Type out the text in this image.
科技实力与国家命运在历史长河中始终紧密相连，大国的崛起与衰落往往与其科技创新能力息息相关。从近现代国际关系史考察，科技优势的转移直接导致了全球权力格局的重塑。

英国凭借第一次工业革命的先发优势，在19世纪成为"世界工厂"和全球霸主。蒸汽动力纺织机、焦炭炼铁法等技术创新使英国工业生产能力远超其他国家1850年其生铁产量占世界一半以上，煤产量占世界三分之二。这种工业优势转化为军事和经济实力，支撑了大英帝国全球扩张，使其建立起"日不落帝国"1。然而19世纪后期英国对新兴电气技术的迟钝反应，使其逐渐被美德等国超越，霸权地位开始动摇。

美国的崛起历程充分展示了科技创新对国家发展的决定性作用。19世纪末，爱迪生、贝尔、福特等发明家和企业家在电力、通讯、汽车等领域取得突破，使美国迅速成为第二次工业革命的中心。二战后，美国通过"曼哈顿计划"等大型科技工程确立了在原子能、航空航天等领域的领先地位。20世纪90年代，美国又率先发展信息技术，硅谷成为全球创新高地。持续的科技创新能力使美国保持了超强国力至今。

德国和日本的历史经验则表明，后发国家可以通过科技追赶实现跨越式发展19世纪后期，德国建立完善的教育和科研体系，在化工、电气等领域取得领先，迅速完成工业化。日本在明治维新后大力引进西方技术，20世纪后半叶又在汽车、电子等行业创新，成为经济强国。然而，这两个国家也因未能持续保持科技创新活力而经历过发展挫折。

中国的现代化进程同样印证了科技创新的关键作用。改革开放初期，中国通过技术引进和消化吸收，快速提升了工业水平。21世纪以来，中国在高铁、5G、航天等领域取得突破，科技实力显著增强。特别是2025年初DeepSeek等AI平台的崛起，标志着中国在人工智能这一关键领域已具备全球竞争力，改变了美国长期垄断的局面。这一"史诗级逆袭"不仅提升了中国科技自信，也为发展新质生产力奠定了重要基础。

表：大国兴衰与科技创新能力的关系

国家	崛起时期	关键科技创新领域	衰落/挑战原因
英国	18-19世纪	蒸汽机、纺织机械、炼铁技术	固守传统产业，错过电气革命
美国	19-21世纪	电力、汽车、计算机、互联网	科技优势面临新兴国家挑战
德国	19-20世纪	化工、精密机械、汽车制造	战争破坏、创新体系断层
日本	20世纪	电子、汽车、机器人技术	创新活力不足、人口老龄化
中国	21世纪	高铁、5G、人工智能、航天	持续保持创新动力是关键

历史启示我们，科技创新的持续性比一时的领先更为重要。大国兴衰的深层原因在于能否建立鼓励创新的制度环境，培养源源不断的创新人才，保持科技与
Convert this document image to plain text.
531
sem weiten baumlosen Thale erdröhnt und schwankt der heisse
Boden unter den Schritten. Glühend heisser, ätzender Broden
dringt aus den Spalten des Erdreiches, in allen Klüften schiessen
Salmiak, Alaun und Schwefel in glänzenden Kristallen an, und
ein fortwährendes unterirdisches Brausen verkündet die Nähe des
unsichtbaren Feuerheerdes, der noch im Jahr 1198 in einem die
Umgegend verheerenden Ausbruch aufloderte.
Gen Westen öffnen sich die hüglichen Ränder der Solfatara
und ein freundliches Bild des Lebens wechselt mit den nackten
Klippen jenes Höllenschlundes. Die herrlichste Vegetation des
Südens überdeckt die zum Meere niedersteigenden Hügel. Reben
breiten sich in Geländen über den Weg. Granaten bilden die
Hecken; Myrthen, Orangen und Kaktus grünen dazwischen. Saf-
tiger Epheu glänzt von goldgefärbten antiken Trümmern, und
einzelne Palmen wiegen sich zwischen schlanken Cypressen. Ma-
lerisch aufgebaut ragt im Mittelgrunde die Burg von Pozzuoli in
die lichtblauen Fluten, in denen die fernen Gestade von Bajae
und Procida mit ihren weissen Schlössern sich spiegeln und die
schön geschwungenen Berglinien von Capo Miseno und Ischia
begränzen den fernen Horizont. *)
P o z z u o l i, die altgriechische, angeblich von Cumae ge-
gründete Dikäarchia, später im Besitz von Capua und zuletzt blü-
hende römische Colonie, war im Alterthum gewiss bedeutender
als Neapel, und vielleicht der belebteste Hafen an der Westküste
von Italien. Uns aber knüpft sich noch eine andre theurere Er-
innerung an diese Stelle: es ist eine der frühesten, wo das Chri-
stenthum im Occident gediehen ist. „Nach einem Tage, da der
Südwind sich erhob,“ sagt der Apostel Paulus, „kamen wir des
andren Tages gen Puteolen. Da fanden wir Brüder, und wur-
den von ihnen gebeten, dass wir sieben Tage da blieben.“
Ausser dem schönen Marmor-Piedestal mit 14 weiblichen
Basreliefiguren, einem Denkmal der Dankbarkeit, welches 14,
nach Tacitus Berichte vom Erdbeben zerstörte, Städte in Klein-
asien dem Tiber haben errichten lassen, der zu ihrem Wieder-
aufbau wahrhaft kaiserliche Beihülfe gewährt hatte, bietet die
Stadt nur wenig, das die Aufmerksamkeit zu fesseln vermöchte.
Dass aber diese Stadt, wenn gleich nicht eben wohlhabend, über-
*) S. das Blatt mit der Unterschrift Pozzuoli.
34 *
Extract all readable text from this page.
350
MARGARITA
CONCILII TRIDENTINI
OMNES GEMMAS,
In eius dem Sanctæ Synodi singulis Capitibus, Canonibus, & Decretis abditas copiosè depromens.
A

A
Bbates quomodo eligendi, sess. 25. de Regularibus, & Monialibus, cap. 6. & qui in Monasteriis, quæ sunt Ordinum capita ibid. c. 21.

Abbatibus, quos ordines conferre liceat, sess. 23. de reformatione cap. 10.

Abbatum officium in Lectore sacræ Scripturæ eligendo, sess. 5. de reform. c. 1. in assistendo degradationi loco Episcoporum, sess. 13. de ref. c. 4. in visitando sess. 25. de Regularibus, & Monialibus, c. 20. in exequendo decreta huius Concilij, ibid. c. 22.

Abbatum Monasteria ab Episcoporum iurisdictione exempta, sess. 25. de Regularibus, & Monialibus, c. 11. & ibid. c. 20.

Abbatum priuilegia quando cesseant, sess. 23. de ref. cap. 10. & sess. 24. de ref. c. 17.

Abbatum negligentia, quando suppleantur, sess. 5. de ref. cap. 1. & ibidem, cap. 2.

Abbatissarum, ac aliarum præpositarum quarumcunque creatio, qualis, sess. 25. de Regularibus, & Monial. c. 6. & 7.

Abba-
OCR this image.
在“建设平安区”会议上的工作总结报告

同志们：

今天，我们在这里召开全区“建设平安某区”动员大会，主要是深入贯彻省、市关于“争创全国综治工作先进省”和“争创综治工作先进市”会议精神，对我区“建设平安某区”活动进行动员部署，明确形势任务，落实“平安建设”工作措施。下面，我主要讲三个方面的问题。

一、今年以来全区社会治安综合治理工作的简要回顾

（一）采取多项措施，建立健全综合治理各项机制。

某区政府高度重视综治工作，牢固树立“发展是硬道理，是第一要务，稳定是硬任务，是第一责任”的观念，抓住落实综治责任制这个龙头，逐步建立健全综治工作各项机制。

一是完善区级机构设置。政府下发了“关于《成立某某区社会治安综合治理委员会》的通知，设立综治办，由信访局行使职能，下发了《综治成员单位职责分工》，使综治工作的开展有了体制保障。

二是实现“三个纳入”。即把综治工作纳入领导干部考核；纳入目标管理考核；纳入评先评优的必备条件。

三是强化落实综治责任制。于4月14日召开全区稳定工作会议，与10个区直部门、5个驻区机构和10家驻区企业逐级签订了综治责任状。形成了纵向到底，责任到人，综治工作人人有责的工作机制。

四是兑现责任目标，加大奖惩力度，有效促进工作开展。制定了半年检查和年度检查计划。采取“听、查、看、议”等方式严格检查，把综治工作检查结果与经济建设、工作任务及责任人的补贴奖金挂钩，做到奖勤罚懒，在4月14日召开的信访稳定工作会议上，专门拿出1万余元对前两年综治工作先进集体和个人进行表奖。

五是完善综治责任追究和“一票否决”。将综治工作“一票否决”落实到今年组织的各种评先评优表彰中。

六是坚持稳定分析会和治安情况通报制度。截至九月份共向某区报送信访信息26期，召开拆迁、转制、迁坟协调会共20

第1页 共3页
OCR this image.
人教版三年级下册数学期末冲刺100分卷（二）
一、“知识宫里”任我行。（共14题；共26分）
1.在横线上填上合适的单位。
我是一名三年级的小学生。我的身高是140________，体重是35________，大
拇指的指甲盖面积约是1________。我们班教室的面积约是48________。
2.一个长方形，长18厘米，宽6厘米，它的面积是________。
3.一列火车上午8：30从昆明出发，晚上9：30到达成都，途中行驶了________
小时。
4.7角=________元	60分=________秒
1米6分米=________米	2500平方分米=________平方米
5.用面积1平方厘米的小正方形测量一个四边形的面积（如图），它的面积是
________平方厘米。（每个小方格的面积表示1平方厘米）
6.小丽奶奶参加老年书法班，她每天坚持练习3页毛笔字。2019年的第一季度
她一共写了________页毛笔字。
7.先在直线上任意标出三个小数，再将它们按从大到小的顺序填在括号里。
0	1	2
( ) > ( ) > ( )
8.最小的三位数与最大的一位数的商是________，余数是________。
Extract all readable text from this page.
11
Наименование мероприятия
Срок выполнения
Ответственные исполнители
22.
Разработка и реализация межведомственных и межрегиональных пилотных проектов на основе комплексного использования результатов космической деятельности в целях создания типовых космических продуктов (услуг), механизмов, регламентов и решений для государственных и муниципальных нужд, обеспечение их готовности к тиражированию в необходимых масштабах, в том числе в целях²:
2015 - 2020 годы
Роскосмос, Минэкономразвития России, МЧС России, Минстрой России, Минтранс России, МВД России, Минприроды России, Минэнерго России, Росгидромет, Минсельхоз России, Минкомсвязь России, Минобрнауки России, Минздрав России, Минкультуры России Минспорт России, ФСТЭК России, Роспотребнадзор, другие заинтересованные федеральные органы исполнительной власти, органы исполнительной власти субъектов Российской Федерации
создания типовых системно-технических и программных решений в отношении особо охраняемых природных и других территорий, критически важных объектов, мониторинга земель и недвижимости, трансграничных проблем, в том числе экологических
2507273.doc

EXERCISE INSTRUCTIONS
Give the number of lines above in which the word "quando" occurs, with nothing else.

FINISHED EXERCISE
2